• _Page excerpt_:

1. Profit is like health, necessary but not the reason why we live.
Anonymous. Statement by the London-based St. Luke’s Advertising Agency. Management Today (April 1999)
2. Where profit is, loss is hidden nearby.
Anonymous.Japanese proverb.
3. Clearly, we’re a not-for-profit company.
Jeff Bezos (b. 1964) U.S. founder and C.E.O. of Amazon.com. Referring to Amazon.Com’s failure to become profitable. Sunday Telegraph (London) (July 2000)
4. Undue profits are not made; there are no esoteric tricks that enable arbitrageurs to outwit the system.
Ivan Boesky (b. 1937) U.S. financier convicted of insider dealing in 1987. Mergia Mania (1985)
5. Civilization and profits go hand in hand.
Calvin Coolidge (1872-1933) U.S. president. Speech (November 1920)
6. The blur of business has created a new economic model in which return increase, rather than diminish.

• _Task 1_:
Answer these questions from the quotations on profit:
(a) What origin is given for the saying "Where profit is, loss is hidden nearby"?
(b) In making his remark, Jeff Bezos was referring to what?
(c) In what year was Ivan Boesky convicted of insider dealing?
• _Task 2_:
Extend the list of quotations about profit, beginning right after the last sentence of the sixth quotation.

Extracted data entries
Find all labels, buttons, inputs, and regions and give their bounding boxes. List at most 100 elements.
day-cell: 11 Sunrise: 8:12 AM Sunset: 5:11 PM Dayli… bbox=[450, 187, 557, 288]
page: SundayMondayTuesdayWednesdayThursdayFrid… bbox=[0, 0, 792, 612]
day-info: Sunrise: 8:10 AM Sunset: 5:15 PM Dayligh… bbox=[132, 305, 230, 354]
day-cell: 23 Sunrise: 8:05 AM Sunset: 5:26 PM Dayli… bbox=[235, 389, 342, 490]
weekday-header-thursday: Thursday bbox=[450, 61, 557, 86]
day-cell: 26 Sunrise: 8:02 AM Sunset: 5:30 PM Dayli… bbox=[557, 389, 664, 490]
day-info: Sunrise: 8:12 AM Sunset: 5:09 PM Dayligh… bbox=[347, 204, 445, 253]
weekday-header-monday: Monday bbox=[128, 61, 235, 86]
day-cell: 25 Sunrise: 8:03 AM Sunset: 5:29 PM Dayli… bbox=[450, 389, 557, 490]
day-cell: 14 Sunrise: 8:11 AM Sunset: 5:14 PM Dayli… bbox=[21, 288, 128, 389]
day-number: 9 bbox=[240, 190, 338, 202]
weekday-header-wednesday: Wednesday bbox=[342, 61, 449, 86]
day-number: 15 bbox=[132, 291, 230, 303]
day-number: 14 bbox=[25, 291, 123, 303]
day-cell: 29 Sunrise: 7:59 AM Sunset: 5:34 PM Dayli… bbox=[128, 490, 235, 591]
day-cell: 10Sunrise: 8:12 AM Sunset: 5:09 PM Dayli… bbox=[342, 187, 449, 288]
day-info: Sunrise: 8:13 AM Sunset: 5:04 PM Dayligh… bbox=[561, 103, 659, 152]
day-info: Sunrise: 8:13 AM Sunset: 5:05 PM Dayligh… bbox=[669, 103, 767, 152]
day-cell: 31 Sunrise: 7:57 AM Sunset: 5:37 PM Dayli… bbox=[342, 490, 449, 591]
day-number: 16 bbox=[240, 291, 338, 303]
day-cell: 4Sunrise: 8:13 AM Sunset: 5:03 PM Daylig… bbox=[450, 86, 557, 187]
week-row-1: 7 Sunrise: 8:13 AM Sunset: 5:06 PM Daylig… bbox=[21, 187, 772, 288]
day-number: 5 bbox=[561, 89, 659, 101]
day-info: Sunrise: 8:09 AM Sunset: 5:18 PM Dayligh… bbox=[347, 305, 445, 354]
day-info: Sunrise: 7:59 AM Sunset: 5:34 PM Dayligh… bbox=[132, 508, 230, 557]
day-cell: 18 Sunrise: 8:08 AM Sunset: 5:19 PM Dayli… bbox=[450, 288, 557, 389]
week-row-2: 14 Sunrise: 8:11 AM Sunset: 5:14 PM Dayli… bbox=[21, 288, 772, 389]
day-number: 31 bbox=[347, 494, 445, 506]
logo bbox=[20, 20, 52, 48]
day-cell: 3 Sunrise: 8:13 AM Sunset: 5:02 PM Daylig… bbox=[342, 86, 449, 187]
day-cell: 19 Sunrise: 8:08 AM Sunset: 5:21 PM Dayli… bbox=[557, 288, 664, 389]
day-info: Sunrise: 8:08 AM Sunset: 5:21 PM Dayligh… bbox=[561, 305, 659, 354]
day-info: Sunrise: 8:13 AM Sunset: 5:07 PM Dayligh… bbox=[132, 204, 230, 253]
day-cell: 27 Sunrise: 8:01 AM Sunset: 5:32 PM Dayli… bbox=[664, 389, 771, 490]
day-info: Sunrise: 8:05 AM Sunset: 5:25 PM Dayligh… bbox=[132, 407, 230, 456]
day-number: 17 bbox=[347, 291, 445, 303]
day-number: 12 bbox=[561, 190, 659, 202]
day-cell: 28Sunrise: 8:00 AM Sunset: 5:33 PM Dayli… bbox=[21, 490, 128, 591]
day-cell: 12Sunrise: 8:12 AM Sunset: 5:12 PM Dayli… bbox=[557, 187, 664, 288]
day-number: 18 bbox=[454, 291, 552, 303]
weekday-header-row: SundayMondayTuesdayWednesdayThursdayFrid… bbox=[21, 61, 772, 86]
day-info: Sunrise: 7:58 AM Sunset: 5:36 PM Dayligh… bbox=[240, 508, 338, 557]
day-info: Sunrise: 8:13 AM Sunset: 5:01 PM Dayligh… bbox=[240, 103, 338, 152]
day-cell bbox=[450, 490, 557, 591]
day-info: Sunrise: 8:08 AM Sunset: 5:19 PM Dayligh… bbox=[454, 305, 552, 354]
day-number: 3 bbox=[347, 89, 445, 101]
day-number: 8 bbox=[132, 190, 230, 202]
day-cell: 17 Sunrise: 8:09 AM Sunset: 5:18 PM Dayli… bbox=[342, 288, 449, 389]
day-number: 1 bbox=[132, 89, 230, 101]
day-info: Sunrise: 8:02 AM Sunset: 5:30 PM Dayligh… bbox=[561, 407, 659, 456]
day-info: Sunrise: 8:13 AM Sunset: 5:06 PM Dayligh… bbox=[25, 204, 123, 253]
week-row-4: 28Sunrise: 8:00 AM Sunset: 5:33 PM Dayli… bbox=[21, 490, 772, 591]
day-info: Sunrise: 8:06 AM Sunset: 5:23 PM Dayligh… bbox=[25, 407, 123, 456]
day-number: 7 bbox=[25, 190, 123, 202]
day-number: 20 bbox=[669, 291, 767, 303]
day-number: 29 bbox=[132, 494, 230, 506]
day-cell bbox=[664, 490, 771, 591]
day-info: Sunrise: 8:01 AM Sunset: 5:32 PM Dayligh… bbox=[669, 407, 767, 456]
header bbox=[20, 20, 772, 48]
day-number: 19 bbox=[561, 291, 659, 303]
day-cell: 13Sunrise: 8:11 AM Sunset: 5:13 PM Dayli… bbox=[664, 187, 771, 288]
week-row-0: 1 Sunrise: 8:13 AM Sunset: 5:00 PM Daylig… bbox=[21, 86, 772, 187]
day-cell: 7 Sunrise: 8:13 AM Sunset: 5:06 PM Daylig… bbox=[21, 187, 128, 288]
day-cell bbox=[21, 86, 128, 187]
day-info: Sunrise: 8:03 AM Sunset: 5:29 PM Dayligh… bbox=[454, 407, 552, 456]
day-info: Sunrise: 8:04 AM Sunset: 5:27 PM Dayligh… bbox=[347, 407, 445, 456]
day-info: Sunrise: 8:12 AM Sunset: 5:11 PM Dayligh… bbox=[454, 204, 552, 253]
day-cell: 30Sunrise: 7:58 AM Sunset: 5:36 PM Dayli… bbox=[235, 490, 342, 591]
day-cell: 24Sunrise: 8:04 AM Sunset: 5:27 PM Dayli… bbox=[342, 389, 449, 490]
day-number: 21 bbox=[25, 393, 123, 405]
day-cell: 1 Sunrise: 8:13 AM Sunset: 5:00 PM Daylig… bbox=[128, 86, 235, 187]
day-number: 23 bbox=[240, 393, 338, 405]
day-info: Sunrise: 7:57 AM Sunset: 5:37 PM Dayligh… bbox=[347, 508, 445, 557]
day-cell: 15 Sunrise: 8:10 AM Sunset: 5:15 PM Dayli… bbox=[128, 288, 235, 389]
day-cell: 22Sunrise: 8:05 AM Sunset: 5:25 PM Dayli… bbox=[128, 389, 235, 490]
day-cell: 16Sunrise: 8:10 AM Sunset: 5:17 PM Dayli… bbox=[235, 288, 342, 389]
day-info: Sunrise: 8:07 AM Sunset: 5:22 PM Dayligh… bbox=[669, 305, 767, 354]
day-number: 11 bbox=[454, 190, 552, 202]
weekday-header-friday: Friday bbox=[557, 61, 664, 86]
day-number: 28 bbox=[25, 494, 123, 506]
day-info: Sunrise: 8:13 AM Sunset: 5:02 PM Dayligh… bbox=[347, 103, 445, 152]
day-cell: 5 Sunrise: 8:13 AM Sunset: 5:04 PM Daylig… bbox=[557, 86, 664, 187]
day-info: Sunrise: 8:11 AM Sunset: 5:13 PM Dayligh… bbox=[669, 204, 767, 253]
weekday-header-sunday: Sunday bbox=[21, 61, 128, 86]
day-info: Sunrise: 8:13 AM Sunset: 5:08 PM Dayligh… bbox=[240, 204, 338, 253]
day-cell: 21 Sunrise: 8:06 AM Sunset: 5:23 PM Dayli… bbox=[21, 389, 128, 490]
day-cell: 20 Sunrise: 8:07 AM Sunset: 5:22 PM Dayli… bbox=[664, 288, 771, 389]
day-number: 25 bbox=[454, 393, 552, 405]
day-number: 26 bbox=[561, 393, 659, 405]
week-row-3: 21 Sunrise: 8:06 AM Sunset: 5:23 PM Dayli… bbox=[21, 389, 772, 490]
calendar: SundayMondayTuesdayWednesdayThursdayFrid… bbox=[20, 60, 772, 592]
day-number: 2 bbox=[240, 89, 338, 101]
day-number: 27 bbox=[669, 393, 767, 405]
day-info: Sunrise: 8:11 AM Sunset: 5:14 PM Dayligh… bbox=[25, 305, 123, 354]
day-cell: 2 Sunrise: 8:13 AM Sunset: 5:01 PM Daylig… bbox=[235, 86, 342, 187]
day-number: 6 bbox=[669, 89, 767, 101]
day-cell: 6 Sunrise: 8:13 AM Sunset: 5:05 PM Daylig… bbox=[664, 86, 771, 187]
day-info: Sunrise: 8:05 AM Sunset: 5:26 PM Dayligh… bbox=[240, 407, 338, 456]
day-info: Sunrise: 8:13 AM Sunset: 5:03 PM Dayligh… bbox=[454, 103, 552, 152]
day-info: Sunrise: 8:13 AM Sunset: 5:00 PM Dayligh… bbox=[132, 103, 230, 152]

• _Result 1_:
(a) It is a Japanese proverb.
(b) Amazon.com's failure to become profitable.
(c) 1987.

• _Result 2_:
Stan Davis (b. 1939) U.S. business author. Blur (co-written with Christopher Meyer; 1998)
7. The idea of making workers share in profits is a very attractive one…But the practical formula for such sharing has not yet found.
Henri Fayol (1841-1925) French business executive. General and Industrial Management (1916)
8. The idea that commerce and profit may actually pulling in the same direction is difficult for some people to accept.
Henry Ford (1919-87) U.S. automobile manufacturer and C.E.O. of Ford Motor Company. Speech (July 1, 1969)
9.No good entrepreneur should wish to sacrifice long-term interest for the sake of short-term profits.
Indira Gandhi (1917-84) Indian prime minister. Remark (March 14, 1970)
10. You borrow money at a certain rate and invest it at a higher rate and pocket the difference. It’s that simple.
Roberto Goizueta (1931-97) U.S. C.E.O. of Coca-Cola. Quoted in Fortune (October 1997)
11. Because business equates success or failure with profitability, the superficial conclusion is that profit is the sole objective…the difficult decisions…are those involving the conditions under which profit may be realized.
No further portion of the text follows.